Direction:
Return each line of the data below verbatim; pictures are to be left out.

Given entries:
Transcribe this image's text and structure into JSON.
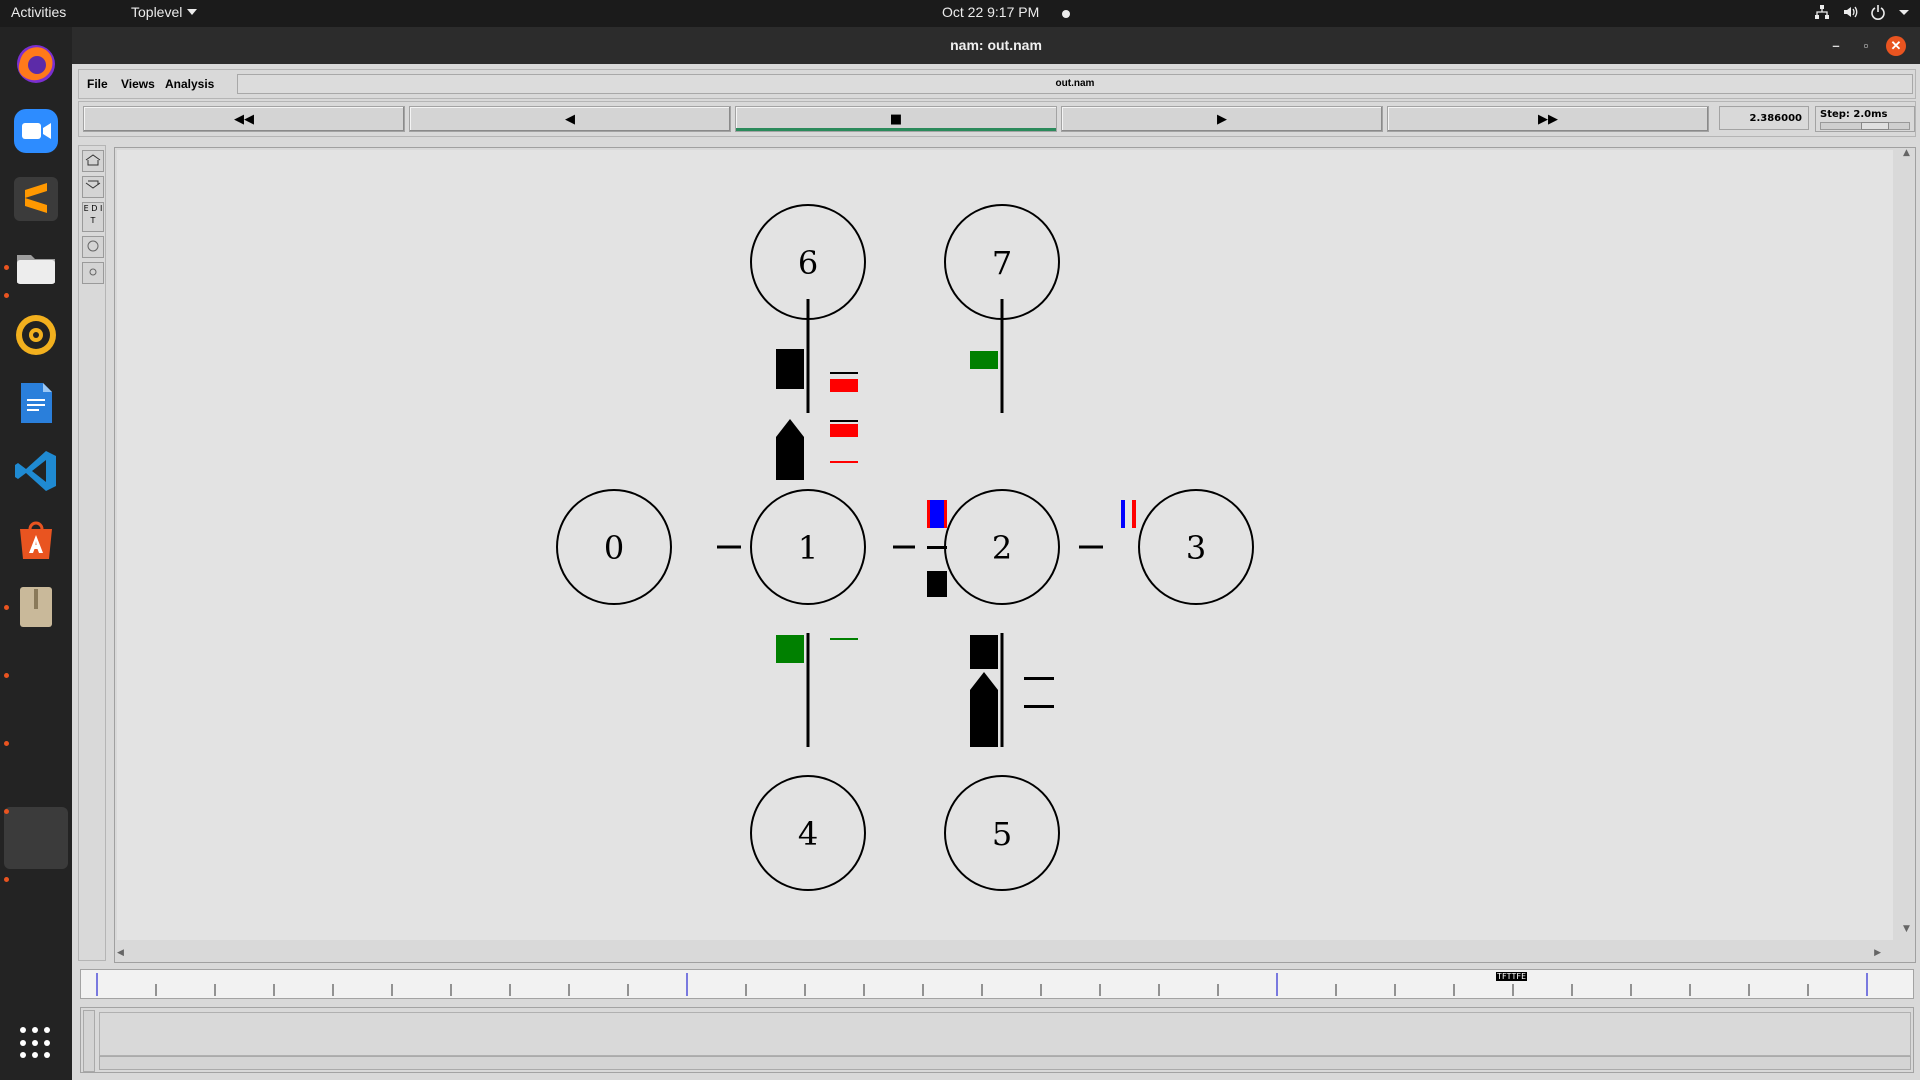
{
  "topbar": {
    "activities": "Activities",
    "toplevel": "Toplevel",
    "clock": "Oct 22  9:17 PM"
  },
  "dock": {
    "apps": [
      "firefox-icon",
      "zoom-icon",
      "sublime-text-icon",
      "files-icon",
      "rhythmbox-icon",
      "writer-icon",
      "vscode-icon",
      "app-center-icon",
      "archive-manager-icon"
    ],
    "show_apps": "show-applications-icon"
  },
  "window": {
    "title": "nam: out.nam",
    "menus": [
      "File",
      "Views",
      "Analysis"
    ],
    "filename": "out.nam",
    "controls": {
      "rewind": "◀◀",
      "back": "◀",
      "stop": "■",
      "play": "▶",
      "fast_forward": "▶▶"
    },
    "time": "2.386000",
    "step": "Step: 2.0ms",
    "tools": [
      "E D I T"
    ],
    "timeline_marker": "TFTTFE"
  },
  "network": {
    "nodes": [
      {
        "id": "0"
      },
      {
        "id": "1"
      },
      {
        "id": "2"
      },
      {
        "id": "3"
      },
      {
        "id": "4"
      },
      {
        "id": "5"
      },
      {
        "id": "6"
      },
      {
        "id": "7"
      }
    ],
    "colors": {
      "red": "#ff0000",
      "green": "#008000",
      "blue": "#0000ff",
      "black": "#000000"
    }
  }
}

Written response:
Transcribe this image's text and structure into JSON.
{
  "topbar": {
    "activities": "Activities",
    "toplevel": "Toplevel",
    "clock": "Oct 22  9:17 PM"
  },
  "dock": {
    "apps": [
      "firefox-icon",
      "zoom-icon",
      "sublime-text-icon",
      "files-icon",
      "rhythmbox-icon",
      "writer-icon",
      "vscode-icon",
      "app-center-icon",
      "archive-manager-icon"
    ],
    "show_apps": "show-applications-icon"
  },
  "window": {
    "title": "nam: out.nam",
    "menus": [
      "File",
      "Views",
      "Analysis"
    ],
    "filename": "out.nam",
    "controls": {
      "rewind": "◀◀",
      "back": "◀",
      "stop": "■",
      "play": "▶",
      "fast_forward": "▶▶"
    },
    "time": "2.386000",
    "step": "Step: 2.0ms",
    "tools": [
      "E D I T"
    ],
    "timeline_marker": "TFTTFE"
  },
  "network": {
    "nodes": [
      {
        "id": "0"
      },
      {
        "id": "1"
      },
      {
        "id": "2"
      },
      {
        "id": "3"
      },
      {
        "id": "4"
      },
      {
        "id": "5"
      },
      {
        "id": "6"
      },
      {
        "id": "7"
      }
    ],
    "colors": {
      "red": "#ff0000",
      "green": "#008000",
      "blue": "#0000ff",
      "black": "#000000"
    }
  }
}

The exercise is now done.